§ STATED PROBLEM: Find and copy every line in the records that includes the string "Immersive".

─── SUPPLIED DATA ───

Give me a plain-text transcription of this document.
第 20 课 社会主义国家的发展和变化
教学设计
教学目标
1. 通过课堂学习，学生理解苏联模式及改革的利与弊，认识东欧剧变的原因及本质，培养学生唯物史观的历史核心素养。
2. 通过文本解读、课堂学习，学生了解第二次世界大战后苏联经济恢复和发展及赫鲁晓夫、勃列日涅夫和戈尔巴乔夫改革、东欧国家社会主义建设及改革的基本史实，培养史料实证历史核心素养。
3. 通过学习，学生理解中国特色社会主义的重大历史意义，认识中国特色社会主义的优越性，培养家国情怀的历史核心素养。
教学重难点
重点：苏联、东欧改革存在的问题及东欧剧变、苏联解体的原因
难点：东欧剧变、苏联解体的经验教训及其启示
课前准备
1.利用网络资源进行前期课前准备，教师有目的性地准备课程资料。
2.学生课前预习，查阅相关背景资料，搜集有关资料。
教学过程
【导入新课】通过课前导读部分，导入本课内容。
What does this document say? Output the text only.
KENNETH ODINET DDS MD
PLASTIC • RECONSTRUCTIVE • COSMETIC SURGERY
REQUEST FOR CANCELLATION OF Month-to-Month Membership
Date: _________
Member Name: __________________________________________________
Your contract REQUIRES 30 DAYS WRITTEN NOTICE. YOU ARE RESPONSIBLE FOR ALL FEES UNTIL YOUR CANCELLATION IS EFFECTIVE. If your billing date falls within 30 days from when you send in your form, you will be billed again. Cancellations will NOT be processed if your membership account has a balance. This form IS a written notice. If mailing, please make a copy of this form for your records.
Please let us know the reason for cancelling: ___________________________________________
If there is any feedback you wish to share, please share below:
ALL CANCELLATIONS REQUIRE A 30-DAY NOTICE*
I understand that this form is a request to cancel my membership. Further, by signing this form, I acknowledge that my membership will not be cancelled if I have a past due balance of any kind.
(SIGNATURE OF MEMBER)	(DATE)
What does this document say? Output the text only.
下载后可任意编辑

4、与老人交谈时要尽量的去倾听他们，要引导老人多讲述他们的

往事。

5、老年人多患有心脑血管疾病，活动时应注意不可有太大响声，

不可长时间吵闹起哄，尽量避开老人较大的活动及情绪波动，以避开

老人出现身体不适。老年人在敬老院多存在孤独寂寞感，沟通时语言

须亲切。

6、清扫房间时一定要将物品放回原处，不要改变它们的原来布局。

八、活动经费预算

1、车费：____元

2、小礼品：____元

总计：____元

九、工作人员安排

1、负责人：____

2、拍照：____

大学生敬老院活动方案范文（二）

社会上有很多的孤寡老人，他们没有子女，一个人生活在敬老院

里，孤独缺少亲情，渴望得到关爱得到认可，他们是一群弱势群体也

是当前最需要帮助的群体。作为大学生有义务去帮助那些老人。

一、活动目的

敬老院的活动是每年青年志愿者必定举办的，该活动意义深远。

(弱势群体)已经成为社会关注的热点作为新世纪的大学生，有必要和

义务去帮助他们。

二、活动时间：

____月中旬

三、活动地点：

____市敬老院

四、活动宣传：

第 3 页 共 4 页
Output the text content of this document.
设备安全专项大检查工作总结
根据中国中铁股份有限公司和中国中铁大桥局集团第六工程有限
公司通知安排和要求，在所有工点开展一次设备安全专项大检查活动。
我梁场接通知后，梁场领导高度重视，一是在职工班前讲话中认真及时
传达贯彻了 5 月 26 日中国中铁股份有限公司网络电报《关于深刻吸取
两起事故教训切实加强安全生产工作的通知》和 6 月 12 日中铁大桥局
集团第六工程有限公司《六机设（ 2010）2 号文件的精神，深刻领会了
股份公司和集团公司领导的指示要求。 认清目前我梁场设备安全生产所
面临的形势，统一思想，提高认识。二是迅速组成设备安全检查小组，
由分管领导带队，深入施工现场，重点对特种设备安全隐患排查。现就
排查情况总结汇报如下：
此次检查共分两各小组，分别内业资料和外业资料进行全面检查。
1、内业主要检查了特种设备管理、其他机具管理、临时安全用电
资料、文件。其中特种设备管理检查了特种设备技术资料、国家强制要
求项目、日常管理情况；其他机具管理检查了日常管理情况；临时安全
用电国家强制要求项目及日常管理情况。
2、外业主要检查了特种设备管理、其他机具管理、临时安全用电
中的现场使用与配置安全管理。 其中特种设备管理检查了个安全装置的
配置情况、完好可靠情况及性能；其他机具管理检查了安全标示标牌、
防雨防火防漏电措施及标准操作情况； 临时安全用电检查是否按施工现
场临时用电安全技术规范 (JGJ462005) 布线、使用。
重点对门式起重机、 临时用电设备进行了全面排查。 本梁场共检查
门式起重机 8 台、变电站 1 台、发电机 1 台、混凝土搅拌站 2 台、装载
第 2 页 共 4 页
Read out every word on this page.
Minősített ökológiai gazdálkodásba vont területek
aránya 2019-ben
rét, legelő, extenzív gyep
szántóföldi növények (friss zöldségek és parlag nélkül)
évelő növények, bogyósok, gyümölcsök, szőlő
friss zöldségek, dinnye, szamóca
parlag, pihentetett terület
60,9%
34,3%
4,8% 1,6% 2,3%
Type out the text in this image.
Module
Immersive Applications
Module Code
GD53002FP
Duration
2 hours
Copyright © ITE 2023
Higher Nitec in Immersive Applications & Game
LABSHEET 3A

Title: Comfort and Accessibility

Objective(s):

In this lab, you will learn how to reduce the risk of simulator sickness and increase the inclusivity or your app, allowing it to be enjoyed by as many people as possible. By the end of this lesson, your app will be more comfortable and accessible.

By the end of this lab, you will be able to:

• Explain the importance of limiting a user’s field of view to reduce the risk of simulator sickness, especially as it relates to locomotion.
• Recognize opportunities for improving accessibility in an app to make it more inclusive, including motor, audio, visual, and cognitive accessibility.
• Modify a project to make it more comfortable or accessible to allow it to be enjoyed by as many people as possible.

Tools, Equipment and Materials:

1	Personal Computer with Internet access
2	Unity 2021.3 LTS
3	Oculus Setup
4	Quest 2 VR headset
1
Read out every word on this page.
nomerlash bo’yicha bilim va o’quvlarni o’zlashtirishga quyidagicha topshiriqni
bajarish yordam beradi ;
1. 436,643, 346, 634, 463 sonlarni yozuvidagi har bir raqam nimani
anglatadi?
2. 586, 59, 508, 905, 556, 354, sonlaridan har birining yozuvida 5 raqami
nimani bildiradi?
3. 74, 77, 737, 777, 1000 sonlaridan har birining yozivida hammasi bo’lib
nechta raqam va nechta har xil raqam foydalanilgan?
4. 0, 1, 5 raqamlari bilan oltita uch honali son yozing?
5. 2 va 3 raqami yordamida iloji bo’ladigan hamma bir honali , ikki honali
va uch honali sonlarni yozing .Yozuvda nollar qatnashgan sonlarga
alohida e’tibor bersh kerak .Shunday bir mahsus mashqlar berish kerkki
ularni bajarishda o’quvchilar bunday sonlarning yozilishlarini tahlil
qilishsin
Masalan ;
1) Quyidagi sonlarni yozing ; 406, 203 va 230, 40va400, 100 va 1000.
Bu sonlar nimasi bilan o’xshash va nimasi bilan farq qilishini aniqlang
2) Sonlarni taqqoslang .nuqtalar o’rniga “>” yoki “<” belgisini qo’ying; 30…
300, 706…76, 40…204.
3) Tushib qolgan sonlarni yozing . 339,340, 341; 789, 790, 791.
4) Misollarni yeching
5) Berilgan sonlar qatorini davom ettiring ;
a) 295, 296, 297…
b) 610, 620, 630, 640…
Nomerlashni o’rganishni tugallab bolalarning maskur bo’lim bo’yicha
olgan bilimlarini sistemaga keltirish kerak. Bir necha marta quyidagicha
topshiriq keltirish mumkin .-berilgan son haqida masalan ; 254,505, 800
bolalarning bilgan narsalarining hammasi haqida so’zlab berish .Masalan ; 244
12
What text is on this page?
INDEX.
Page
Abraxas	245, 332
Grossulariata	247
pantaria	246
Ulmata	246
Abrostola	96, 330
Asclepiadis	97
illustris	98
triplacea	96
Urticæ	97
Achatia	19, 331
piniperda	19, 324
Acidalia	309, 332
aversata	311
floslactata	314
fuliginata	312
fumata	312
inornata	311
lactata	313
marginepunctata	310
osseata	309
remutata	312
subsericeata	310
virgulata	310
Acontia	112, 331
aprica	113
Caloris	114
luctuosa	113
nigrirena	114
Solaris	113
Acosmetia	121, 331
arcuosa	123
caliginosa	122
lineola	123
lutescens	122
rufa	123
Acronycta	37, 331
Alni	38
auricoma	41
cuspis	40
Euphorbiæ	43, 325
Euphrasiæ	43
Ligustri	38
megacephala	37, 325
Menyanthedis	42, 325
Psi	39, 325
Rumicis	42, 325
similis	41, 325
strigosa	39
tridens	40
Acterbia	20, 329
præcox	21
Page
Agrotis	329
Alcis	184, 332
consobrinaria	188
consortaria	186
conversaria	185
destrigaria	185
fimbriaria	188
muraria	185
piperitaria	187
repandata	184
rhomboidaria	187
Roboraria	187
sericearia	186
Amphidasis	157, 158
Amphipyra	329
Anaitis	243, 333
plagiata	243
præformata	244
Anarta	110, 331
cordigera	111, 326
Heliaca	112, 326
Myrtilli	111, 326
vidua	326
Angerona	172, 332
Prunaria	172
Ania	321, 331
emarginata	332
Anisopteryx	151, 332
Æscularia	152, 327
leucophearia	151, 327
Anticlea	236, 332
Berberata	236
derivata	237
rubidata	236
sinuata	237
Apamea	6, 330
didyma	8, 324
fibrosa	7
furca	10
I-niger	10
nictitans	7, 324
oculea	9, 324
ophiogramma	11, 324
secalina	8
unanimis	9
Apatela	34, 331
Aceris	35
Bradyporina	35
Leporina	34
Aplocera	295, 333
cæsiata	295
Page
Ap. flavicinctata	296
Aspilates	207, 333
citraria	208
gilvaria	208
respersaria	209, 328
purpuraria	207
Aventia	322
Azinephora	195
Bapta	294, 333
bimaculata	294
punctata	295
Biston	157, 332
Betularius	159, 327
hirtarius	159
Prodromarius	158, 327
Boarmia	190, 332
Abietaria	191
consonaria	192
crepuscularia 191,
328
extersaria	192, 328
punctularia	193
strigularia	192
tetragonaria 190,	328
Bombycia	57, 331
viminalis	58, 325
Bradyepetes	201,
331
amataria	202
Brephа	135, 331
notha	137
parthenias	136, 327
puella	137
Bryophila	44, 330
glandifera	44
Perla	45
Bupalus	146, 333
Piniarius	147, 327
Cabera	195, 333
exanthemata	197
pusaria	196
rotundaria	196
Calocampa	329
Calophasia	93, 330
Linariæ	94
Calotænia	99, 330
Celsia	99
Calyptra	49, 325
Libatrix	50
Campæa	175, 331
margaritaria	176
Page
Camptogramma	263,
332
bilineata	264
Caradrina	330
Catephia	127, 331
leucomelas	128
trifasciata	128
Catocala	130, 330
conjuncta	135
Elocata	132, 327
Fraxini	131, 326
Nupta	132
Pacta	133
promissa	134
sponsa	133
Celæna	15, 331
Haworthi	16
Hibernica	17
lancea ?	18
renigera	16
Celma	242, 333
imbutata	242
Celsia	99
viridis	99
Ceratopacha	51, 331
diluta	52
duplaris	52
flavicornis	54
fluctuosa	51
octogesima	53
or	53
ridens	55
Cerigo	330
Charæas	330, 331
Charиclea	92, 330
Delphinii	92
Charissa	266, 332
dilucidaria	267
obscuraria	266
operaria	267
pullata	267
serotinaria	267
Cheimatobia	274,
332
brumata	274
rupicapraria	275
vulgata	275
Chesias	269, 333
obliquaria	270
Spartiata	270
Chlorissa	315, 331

───

§ RESPONSE:
Immersive Applications
Higher Nitec in Immersive Applications & Game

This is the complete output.